What is needed
Set down, character for character, the lines starting with the one that contains "I need the location" and going on through the one that contains "volume-button[interactable] [884,731,906,753]", both of those included.
=== Material ===
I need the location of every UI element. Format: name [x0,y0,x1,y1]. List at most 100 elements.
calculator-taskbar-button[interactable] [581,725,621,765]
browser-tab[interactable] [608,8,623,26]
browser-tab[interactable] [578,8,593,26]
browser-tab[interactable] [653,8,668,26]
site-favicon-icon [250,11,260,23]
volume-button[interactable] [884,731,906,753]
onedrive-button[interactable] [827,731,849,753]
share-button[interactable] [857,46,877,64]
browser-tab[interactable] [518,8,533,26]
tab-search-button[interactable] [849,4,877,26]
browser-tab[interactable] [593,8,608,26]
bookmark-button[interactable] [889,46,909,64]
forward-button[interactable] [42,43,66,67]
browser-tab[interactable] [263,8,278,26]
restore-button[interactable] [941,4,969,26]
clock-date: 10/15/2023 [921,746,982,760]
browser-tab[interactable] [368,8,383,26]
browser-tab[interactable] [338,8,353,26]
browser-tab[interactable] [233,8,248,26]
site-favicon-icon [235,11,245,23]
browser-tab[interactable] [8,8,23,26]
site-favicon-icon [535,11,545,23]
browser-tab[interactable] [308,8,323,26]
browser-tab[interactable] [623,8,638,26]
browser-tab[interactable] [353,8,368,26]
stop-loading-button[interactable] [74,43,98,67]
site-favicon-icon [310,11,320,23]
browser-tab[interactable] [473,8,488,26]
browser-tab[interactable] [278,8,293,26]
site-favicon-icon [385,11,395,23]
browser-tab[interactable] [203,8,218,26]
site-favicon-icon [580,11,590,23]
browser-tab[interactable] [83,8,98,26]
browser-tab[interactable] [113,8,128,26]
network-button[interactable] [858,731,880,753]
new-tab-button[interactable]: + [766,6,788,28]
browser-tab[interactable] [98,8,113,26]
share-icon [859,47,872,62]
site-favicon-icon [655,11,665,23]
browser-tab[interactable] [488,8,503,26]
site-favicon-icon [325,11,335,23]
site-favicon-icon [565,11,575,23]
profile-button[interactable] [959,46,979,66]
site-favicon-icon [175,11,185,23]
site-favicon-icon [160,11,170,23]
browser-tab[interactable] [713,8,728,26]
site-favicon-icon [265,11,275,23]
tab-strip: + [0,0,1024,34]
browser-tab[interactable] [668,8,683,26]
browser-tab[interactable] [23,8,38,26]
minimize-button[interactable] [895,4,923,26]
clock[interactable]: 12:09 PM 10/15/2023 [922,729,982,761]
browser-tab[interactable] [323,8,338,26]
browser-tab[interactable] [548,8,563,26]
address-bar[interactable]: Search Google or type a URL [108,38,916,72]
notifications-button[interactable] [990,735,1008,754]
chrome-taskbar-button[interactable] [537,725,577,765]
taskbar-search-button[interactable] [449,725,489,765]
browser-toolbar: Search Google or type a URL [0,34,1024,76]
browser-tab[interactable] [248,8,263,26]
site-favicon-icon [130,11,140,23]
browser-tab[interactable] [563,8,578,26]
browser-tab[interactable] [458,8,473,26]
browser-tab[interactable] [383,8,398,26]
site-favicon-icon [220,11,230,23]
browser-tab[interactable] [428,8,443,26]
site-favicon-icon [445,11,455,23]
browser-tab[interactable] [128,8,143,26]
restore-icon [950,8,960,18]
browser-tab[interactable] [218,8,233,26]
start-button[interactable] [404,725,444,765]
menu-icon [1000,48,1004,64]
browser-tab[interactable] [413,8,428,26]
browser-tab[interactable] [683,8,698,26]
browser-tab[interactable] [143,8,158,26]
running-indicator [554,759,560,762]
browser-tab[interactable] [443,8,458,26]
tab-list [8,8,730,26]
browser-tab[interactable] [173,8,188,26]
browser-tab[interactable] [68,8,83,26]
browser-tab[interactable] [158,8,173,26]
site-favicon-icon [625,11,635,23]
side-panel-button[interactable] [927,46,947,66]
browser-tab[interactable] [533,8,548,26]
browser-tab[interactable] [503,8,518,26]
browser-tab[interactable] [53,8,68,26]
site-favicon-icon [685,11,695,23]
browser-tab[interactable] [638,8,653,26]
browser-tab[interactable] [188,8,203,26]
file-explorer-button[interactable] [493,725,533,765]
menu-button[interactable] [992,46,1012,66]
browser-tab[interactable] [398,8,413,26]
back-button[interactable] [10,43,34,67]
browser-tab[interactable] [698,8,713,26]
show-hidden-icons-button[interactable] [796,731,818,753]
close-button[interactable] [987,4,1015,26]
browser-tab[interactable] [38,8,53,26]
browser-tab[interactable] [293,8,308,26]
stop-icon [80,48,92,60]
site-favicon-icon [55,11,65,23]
===
=== Material ===
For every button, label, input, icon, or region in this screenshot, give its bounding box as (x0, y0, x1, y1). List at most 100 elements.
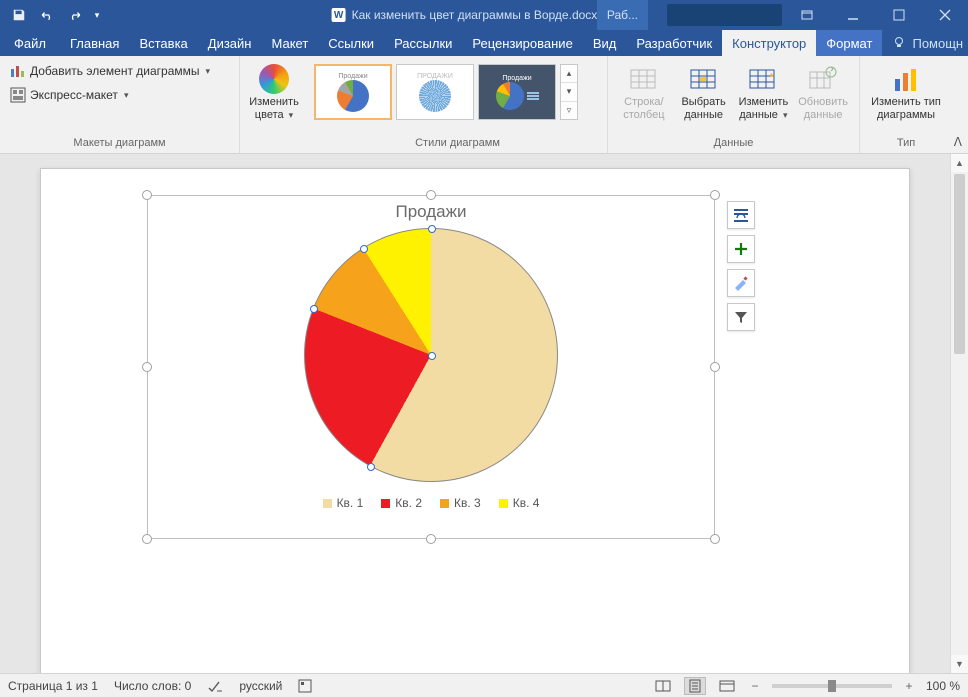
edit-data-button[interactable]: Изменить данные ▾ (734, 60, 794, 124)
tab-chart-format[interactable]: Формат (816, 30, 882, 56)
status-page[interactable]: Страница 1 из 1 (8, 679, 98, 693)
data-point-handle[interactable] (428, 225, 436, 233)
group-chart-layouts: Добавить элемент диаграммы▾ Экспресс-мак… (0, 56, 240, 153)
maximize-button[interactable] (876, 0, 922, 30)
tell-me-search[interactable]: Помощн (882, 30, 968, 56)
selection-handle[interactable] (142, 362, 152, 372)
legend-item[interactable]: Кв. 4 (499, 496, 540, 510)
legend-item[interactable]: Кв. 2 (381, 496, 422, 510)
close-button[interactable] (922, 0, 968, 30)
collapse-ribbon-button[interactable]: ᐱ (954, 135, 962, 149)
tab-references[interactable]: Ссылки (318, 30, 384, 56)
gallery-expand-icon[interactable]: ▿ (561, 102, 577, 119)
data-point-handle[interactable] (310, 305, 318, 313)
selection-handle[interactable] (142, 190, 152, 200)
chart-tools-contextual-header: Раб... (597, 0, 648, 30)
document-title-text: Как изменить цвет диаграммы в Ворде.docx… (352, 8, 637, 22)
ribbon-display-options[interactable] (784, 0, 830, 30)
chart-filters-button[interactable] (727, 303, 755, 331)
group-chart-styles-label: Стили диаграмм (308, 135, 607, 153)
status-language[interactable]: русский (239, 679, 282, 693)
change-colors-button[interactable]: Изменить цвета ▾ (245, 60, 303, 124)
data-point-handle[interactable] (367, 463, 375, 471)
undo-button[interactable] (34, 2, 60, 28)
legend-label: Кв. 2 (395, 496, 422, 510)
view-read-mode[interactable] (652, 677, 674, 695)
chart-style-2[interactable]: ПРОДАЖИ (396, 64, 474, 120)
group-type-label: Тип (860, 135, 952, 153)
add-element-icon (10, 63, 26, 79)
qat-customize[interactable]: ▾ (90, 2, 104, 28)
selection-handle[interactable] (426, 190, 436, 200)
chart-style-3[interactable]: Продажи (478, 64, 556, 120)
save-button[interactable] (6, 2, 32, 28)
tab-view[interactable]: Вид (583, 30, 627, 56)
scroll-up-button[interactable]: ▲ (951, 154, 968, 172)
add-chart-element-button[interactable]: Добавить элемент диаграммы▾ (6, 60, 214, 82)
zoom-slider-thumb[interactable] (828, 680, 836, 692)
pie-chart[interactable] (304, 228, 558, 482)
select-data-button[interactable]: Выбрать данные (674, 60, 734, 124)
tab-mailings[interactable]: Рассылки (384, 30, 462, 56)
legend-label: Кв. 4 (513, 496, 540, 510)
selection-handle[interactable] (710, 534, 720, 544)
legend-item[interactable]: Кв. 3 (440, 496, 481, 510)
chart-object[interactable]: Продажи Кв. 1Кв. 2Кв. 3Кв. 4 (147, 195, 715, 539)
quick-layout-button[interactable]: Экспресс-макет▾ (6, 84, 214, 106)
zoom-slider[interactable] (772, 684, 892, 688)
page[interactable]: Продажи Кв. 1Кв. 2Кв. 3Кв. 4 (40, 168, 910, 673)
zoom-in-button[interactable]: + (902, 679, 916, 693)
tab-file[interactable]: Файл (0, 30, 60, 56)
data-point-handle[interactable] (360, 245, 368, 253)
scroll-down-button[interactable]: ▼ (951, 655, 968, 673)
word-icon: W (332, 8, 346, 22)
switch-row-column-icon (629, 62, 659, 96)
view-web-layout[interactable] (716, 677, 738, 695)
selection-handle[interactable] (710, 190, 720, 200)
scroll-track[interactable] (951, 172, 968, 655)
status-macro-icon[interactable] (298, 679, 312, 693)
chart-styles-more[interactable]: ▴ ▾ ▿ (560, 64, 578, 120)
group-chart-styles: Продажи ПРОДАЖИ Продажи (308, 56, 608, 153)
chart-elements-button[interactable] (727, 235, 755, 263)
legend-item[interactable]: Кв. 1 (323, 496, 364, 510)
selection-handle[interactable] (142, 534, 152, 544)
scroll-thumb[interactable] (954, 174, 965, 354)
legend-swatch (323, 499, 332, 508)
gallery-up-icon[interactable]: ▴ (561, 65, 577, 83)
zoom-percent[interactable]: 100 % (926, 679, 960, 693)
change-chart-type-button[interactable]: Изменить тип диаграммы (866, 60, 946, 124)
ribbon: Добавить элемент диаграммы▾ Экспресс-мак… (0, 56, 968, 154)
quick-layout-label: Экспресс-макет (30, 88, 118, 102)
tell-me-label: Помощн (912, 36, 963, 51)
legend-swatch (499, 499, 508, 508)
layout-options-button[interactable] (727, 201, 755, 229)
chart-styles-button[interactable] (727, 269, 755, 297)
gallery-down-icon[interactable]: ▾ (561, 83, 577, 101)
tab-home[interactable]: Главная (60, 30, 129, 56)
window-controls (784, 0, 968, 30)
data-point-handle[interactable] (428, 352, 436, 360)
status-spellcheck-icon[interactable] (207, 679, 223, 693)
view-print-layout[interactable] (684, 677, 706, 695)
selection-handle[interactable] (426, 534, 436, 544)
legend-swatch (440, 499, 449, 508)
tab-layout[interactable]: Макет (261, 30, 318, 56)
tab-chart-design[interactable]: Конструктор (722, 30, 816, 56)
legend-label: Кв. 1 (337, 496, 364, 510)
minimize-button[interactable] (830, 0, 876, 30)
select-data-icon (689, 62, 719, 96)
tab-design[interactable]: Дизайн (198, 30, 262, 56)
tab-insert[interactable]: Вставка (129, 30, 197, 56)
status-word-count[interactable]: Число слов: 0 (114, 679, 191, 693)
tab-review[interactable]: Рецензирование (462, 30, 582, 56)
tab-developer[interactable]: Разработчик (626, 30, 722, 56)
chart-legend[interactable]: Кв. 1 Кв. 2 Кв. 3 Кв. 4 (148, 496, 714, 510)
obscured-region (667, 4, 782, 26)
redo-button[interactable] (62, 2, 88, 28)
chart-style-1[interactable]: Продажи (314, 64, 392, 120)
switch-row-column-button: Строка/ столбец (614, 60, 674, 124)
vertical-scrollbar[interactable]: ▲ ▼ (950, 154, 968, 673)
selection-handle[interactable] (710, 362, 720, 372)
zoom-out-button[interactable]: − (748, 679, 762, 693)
===
=== Material ===
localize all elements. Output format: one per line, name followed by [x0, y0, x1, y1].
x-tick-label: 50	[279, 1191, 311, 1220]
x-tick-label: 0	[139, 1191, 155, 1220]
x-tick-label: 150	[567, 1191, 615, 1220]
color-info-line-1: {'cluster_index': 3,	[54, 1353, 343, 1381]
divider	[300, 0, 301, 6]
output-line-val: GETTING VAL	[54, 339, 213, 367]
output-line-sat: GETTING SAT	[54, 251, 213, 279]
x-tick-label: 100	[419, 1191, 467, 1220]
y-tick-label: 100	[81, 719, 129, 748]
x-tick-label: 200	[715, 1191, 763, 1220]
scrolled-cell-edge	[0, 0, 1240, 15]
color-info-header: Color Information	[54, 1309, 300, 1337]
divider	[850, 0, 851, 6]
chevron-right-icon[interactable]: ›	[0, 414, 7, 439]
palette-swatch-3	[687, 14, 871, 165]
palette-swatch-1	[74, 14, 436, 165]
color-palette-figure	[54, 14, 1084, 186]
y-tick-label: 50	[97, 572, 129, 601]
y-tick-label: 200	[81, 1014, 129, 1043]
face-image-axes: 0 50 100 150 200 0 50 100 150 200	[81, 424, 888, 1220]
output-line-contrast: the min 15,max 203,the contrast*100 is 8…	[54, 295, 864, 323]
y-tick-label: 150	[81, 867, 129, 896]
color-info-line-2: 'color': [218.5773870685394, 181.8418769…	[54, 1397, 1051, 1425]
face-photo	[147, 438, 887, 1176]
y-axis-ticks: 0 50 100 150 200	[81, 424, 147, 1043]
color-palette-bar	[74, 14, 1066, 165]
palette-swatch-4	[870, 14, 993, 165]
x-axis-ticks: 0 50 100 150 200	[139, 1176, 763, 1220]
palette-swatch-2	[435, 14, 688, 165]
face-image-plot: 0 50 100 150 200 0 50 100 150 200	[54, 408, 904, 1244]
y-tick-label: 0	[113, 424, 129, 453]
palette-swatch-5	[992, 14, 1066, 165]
===
Problem solution
I need the location of every UI element. Format: name [x0,y0,x1,y1]. List at most 100 elements.
calculator-taskbar-button[interactable] [581,725,621,765]
browser-tab[interactable] [608,8,623,26]
browser-tab[interactable] [578,8,593,26]
browser-tab[interactable] [653,8,668,26]
site-favicon-icon [250,11,260,23]
volume-button[interactable] [884,731,906,753]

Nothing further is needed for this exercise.